--- start ---

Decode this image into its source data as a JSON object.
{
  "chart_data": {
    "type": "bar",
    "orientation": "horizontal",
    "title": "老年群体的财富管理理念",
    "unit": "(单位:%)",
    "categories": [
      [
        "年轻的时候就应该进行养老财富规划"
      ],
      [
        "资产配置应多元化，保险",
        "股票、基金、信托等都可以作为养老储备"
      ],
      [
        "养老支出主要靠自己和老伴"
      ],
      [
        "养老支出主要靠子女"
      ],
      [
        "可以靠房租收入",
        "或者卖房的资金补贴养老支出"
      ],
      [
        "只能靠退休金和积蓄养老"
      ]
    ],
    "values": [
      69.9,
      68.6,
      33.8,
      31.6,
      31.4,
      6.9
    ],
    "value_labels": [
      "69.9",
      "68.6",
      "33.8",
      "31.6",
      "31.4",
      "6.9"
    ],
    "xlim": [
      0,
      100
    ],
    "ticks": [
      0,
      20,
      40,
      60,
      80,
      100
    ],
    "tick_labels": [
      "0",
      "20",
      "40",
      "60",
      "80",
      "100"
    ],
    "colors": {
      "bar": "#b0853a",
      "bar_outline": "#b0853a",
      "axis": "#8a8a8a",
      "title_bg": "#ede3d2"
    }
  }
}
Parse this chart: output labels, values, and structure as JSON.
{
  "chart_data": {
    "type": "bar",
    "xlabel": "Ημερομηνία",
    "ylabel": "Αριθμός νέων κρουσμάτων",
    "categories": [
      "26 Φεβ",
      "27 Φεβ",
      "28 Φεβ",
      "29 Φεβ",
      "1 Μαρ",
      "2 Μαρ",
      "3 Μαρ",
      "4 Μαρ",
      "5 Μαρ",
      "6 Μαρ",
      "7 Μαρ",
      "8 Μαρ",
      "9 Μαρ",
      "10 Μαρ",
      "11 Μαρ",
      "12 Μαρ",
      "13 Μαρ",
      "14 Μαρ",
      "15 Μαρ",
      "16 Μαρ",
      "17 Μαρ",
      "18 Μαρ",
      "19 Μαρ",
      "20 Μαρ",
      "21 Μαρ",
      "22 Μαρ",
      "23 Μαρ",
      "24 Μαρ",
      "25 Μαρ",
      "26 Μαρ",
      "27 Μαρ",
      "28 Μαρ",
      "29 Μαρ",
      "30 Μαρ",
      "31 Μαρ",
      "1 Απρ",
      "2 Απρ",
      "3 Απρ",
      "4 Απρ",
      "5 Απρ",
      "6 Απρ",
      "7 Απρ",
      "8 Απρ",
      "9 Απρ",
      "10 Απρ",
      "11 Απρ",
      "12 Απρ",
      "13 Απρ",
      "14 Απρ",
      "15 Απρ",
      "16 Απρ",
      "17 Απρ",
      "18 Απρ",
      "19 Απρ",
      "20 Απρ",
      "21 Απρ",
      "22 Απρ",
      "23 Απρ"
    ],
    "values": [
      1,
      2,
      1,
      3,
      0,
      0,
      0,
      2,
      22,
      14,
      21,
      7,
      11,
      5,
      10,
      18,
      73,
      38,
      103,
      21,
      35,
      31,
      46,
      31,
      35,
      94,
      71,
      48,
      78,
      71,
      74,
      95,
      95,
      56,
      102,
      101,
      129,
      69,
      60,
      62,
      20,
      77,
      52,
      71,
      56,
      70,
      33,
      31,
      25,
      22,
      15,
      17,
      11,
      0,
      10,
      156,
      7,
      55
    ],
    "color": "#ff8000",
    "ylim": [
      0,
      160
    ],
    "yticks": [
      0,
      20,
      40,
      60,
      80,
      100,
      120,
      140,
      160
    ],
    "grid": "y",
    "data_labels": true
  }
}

--- end ---

## The problem
Of all the lines in the listing above, how many include "this"? Write only the number.

## Task output
2